**Set task**
Using the entries that follow, collect the lines where the word "values" appears.
--- BEGIN Supplied material ---
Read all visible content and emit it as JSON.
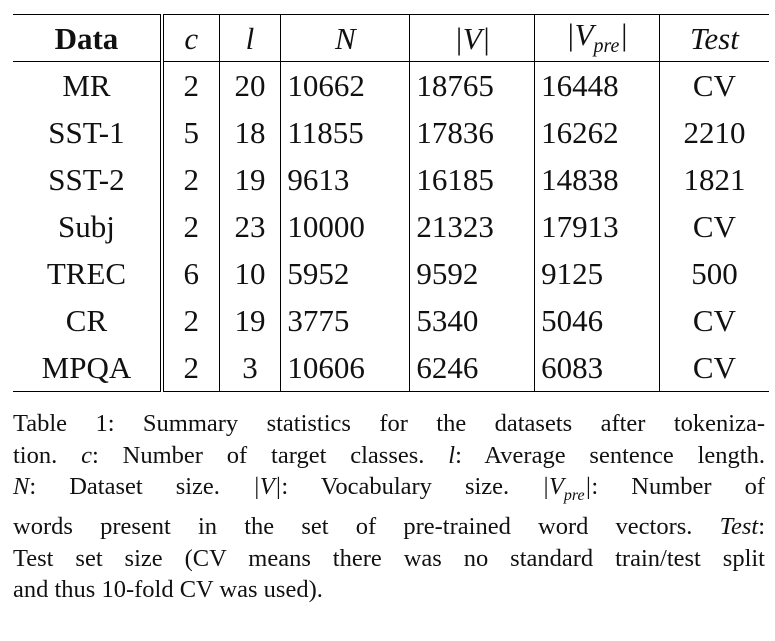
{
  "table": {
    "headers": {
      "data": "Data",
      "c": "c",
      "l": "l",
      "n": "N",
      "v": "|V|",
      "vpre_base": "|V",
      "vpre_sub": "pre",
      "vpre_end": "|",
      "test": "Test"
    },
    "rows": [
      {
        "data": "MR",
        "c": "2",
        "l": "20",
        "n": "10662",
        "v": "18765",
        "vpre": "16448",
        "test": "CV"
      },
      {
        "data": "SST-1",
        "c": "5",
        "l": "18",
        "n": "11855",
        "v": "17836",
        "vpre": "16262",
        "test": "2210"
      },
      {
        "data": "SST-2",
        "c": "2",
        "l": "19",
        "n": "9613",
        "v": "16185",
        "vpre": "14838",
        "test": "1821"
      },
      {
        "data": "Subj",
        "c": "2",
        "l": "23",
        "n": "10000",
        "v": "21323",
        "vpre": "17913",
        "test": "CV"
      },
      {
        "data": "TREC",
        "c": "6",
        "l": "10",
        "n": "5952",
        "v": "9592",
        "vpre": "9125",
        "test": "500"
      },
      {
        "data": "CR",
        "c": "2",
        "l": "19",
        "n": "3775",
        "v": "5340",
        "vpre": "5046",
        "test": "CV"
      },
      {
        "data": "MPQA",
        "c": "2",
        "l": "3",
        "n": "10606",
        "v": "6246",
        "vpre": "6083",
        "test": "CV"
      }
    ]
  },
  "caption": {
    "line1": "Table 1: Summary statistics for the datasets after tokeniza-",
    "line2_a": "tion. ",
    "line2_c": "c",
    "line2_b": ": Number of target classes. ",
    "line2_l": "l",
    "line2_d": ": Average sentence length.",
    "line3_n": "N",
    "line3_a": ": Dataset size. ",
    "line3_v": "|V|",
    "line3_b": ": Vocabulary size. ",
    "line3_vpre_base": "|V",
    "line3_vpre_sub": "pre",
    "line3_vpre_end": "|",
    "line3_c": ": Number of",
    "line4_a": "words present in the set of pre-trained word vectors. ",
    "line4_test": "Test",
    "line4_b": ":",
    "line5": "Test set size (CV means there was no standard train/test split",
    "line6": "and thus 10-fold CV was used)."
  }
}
--- END Supplied material ---
--- BEGIN Supplied material ---
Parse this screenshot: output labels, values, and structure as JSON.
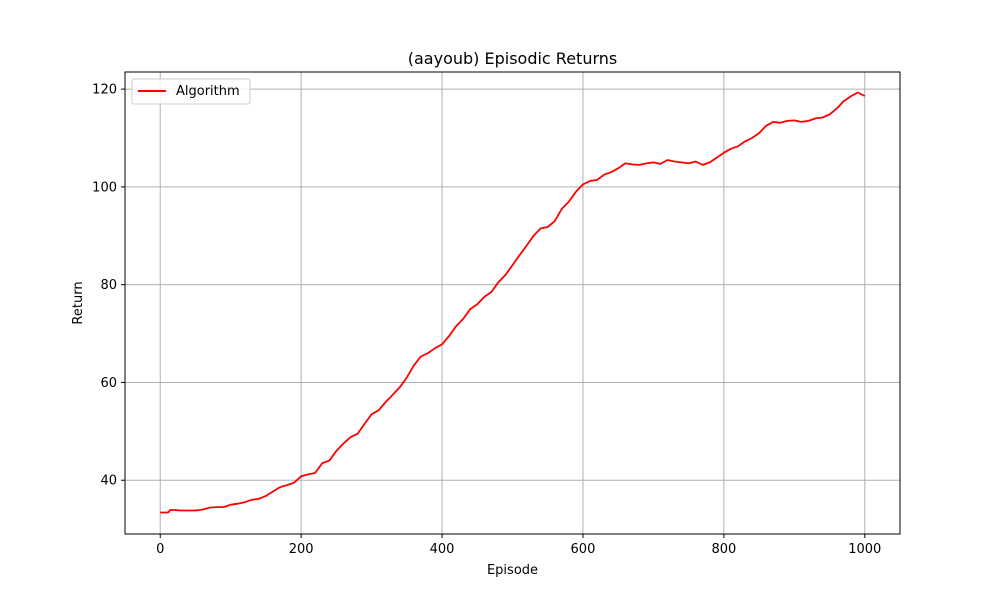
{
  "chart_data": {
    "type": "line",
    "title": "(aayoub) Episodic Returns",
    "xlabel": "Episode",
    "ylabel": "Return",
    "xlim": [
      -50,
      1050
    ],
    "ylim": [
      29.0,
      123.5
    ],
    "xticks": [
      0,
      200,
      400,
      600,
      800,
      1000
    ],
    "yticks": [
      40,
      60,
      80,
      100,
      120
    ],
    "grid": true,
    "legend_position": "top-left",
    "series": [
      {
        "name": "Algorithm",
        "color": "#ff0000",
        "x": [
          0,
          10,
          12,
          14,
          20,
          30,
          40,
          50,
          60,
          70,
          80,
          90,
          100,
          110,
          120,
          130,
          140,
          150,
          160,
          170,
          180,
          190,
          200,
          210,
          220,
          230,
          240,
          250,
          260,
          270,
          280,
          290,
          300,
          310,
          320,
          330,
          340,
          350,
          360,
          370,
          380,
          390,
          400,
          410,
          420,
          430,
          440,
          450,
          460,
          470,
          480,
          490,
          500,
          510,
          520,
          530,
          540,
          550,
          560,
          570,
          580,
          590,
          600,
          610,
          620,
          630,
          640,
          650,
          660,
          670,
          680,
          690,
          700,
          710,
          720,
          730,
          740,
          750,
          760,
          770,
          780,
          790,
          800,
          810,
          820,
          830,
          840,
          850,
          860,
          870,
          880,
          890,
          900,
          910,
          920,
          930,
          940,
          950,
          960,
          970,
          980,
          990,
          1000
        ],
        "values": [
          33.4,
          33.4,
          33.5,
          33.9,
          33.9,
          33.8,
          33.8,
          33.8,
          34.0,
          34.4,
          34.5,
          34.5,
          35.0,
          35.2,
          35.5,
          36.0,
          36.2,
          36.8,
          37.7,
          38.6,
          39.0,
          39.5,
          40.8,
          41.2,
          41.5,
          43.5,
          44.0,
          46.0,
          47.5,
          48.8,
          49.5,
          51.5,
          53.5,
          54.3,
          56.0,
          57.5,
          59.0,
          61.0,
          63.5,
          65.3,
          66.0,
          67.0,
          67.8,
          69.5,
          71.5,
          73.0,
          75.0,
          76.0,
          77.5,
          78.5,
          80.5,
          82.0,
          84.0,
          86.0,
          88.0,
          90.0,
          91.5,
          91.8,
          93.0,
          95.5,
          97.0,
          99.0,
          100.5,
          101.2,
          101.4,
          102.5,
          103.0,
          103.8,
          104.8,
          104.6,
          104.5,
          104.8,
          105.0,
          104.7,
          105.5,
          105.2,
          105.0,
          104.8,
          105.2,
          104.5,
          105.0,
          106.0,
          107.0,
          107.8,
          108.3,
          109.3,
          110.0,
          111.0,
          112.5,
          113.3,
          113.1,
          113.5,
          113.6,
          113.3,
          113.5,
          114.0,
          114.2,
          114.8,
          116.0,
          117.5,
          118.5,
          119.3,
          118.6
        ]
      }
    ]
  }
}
--- END Supplied material ---
**Task response**
Parse this screenshot: output labels, values, and structure as JSON.
        "values": [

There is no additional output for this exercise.